Provided text |
============================================================
The trip changed the way he viewed food.

“By the end, I could pretty much eat anything. It was about stripping about the western preconceptions about what a bug meant to us, and trying it for its taste. It's pretty easy even to eat raw tripe, once you've got used to it! It's another piece of meat.”

He doesn't think it was so risky, either. As he says in his book: “A Big Mac and large fries is far more dangerous to your health than dog stew or snake soup. Yet it's the idea of the latter two that disgusts us, rather than the taste itself.”

Tom, son of the Duchess of Cornwall, is a food critic for a national newspaper and a style magazine. Things edible occupy his thoughts, and often his dreams. “I've always been greedy! I can't remember a time when I wasn't interested in food. It was made all the more passionate after going to prep school” - in Oxfordshire - “when I was eight and the food was really bad there.

“Having had eight years of delicious, home-cooked, local, seasonal food from our own garden and farm, it was a bit of a shock. And then, after that, I just became more and more obsessed with it.”
============================================================
Collected data |

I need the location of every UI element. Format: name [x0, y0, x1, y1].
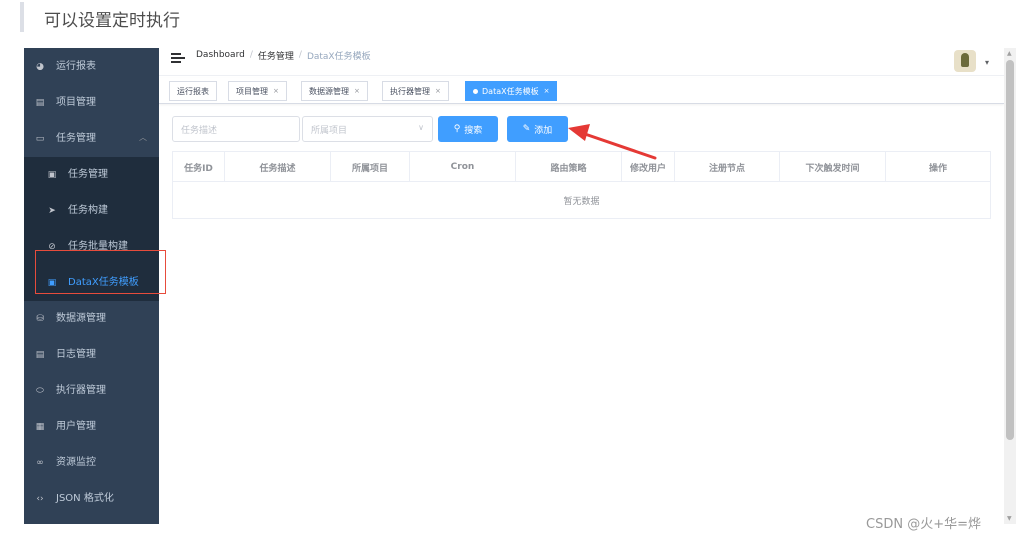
============================================================
Written tasks |
a) Write out the food critic passage between "Tom, son of" and "really bad there.", inclusive.
b) Summarize the food critic passage in two sentences.
The material comes from a source separate from the food critic passage.

Replies |
a)
Tom, son of the Duchess of Cornwall, is a food critic for a national newspaper and a style magazine. Things edible occupy his thoughts, and often his dreams. “I've always been greedy! I can't remember a time when I wasn't interested in food. It was made all the more passionate after going to prep school” - in Oxfordshire - “when I was eight and the food was really bad there.

b) After a trip that changed how he viewed food, Tom says he could eat almost anything and argues that a Big Mac and large fries are more dangerous to health than dog stew or snake soup. A food critic for a national newspaper and a style magazine, he says he has always been greedy, and that the bad food at prep school, after eight years of home-cooked food from their own garden and farm, made him more and more obsessed with food.